> _REQUIREMENTS_
Indicate only the number of lines in the listing below in which the word "marker" appears.

Figure dataset records:
━━━━━━━━
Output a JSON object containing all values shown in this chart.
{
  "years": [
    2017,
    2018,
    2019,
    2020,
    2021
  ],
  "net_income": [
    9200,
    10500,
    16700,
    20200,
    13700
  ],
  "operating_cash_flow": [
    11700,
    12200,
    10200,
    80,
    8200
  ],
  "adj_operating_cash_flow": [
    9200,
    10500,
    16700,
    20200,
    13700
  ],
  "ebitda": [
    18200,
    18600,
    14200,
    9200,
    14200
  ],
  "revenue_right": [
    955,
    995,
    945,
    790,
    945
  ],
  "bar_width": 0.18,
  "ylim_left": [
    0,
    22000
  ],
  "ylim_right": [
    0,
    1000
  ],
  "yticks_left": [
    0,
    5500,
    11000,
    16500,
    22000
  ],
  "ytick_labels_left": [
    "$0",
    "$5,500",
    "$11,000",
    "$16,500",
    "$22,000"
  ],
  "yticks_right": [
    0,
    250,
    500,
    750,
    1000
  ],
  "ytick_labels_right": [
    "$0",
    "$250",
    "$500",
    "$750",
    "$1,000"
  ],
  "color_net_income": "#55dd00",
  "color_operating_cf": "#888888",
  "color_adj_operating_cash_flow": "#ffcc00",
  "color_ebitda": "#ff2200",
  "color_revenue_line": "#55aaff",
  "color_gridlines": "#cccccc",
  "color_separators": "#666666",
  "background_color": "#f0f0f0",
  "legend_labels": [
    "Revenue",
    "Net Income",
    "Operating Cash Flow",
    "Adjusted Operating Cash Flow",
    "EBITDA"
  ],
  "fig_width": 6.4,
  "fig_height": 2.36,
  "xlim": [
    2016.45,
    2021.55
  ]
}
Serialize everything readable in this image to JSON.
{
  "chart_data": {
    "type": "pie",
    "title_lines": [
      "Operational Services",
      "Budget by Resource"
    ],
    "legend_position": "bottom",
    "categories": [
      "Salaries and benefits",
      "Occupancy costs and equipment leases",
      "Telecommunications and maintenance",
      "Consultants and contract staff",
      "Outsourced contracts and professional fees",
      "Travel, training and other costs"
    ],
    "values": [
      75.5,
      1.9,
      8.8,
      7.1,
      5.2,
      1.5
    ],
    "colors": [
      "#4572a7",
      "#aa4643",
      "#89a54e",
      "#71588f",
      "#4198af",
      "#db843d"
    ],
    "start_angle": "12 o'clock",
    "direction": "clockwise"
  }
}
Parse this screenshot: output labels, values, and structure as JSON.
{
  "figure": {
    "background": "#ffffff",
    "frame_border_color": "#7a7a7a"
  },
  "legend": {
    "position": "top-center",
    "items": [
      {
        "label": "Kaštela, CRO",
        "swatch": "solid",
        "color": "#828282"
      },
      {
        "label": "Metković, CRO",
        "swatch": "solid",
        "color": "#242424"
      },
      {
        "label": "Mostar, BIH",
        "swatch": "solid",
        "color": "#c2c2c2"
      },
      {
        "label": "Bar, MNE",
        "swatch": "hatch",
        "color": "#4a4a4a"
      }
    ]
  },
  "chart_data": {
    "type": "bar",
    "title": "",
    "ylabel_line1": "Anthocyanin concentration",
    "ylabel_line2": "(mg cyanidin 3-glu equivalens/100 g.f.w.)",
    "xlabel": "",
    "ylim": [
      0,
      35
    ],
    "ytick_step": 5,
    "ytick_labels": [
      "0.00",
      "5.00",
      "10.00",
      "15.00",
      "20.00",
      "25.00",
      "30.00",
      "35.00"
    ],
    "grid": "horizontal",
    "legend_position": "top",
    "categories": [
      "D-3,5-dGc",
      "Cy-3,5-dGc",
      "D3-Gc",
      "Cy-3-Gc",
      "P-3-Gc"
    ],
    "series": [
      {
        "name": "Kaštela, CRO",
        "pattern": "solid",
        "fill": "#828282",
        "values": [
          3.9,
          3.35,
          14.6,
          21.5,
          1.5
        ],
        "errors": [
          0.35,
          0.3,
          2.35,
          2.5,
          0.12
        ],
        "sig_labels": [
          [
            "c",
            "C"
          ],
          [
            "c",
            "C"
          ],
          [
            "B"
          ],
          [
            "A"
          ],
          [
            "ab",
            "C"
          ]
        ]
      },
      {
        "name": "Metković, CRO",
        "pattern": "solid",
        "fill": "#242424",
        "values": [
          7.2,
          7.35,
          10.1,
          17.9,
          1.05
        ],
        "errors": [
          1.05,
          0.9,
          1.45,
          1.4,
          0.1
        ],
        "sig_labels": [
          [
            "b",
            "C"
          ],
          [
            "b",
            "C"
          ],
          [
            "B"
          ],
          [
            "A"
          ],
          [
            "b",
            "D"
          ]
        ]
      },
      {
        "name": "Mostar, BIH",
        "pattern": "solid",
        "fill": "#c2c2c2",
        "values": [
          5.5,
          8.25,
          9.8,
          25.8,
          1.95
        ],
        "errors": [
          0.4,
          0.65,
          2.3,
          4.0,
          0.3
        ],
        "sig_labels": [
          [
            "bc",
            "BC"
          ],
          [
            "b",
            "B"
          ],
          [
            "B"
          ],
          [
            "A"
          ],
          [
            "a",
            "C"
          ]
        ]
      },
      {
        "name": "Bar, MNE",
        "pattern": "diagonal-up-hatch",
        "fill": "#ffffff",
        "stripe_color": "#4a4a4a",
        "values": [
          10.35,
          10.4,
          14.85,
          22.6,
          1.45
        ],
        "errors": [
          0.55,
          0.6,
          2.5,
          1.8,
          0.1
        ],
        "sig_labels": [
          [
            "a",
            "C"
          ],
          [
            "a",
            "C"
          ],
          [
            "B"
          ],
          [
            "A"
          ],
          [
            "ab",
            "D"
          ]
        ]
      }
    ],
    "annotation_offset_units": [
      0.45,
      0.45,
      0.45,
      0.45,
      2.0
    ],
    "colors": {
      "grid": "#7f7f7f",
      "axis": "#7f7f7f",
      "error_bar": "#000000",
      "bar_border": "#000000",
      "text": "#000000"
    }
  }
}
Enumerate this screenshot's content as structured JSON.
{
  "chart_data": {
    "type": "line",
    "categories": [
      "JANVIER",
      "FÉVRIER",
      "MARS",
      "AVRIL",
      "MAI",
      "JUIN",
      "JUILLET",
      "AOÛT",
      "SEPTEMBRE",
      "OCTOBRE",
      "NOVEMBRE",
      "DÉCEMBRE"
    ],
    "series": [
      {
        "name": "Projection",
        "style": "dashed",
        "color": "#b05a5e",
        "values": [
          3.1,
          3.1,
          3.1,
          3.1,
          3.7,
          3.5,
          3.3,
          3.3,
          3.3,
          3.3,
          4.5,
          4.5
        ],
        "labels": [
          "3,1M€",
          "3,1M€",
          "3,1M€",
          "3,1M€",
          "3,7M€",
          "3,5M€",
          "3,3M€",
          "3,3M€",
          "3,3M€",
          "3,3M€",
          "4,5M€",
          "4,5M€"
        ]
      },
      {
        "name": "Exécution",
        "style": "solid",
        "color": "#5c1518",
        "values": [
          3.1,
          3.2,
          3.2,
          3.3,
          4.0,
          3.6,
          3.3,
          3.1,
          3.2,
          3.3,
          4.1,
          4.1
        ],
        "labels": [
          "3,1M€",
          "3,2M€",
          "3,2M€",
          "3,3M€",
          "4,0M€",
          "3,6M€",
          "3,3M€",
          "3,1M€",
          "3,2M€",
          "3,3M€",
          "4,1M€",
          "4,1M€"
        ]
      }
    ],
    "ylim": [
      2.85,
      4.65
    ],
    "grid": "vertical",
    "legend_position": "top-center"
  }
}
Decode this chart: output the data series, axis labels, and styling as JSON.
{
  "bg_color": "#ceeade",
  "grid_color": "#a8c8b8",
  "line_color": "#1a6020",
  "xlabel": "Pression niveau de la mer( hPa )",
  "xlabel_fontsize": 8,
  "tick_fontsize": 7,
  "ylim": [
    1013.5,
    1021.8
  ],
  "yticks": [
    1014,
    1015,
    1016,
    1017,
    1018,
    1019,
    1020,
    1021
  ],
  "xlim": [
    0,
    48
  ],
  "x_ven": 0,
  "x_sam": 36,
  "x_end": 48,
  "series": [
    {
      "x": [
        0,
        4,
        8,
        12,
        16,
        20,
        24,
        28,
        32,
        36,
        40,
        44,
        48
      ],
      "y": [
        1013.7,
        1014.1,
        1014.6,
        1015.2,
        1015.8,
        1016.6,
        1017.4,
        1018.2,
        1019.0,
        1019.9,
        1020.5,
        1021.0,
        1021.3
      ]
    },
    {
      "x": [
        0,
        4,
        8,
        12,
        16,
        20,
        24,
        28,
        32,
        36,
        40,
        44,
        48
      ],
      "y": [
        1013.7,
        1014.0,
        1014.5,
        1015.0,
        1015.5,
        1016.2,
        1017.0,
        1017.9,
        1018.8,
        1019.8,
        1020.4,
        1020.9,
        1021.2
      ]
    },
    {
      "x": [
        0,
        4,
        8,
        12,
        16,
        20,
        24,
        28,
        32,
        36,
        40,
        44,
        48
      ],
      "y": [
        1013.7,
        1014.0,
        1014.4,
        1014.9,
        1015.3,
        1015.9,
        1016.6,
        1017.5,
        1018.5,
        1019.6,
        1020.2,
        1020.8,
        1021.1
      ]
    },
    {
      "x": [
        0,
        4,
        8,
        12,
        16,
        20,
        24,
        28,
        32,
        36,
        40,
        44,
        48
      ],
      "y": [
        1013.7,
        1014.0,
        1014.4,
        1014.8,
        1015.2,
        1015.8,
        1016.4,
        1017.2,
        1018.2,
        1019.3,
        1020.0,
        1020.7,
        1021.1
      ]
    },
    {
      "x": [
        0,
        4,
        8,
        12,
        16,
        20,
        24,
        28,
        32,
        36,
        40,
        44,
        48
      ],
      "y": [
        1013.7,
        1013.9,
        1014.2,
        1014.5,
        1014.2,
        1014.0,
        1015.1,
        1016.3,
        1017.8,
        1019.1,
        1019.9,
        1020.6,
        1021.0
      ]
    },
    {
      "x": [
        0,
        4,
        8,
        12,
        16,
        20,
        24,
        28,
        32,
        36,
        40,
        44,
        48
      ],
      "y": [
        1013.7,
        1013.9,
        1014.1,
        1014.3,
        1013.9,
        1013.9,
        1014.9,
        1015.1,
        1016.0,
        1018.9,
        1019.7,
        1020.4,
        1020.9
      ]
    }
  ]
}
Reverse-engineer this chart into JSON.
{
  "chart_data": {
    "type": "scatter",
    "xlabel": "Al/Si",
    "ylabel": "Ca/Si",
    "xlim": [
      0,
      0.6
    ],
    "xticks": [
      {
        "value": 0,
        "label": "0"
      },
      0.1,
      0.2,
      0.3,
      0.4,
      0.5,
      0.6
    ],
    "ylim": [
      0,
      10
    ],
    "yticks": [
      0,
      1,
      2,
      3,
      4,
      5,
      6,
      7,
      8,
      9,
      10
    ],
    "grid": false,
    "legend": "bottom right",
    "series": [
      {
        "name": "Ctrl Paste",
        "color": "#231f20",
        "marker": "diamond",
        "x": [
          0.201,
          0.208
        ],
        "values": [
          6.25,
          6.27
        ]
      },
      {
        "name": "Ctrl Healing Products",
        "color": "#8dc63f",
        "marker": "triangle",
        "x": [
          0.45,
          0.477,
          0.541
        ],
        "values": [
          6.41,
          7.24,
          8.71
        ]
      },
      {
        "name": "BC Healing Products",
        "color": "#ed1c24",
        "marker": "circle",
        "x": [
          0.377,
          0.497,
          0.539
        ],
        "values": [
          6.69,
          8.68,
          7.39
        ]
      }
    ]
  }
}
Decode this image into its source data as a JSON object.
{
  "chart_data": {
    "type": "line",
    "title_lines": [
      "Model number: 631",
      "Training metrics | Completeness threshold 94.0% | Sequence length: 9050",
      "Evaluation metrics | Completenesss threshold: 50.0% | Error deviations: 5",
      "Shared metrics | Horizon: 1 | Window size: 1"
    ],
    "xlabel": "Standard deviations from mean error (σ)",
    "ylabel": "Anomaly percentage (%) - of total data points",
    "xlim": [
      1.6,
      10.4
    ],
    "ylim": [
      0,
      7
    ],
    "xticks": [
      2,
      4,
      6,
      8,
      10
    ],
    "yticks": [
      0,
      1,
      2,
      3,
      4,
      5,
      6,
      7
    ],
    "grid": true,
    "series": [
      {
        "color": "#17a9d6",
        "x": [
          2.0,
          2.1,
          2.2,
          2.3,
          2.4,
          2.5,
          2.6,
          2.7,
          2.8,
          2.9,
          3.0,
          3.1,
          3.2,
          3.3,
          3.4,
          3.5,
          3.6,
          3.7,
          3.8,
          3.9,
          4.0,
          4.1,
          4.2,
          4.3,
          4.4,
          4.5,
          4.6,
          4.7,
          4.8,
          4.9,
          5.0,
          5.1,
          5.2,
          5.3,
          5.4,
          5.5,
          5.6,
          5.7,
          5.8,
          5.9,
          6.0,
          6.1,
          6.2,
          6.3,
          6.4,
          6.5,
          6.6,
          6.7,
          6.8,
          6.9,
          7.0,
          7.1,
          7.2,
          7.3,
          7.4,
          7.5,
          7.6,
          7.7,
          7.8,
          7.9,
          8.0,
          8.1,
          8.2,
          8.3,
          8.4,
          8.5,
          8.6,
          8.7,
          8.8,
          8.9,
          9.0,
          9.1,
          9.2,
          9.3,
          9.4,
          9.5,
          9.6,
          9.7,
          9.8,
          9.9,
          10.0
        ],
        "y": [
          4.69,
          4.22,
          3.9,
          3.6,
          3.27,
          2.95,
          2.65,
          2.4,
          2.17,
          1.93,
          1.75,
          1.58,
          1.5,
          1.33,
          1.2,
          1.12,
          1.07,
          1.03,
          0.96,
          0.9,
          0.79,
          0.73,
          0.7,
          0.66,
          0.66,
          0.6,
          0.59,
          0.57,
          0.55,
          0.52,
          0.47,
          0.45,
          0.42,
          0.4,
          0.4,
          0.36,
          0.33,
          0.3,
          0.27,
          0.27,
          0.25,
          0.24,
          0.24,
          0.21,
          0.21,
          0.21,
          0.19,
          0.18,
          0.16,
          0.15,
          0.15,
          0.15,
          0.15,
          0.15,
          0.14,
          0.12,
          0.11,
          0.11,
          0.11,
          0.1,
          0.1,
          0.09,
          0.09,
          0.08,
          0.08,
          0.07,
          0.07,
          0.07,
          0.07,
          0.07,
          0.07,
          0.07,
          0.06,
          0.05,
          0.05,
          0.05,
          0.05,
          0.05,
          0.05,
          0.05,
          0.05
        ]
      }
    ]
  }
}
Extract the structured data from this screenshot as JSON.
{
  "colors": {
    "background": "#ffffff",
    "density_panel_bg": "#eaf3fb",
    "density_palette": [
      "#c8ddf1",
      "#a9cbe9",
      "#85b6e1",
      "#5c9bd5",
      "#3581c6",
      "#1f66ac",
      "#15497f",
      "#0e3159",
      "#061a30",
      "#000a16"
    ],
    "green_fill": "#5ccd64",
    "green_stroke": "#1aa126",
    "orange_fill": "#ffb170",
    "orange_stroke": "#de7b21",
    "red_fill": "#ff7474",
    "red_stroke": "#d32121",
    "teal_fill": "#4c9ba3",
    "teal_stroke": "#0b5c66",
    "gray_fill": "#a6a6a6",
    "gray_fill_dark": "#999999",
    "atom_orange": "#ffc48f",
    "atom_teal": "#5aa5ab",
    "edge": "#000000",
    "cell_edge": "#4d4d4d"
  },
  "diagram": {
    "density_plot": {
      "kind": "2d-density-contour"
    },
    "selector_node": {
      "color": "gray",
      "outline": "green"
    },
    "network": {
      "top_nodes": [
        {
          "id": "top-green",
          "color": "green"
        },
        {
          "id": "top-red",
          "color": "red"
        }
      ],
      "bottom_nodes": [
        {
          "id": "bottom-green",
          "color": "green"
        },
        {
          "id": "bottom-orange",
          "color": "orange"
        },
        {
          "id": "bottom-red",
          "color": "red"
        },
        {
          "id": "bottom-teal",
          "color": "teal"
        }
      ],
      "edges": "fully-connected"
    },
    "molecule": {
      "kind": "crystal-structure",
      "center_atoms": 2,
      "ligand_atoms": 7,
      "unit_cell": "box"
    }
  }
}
━━━━━━━━
> _THE ANSWER_
3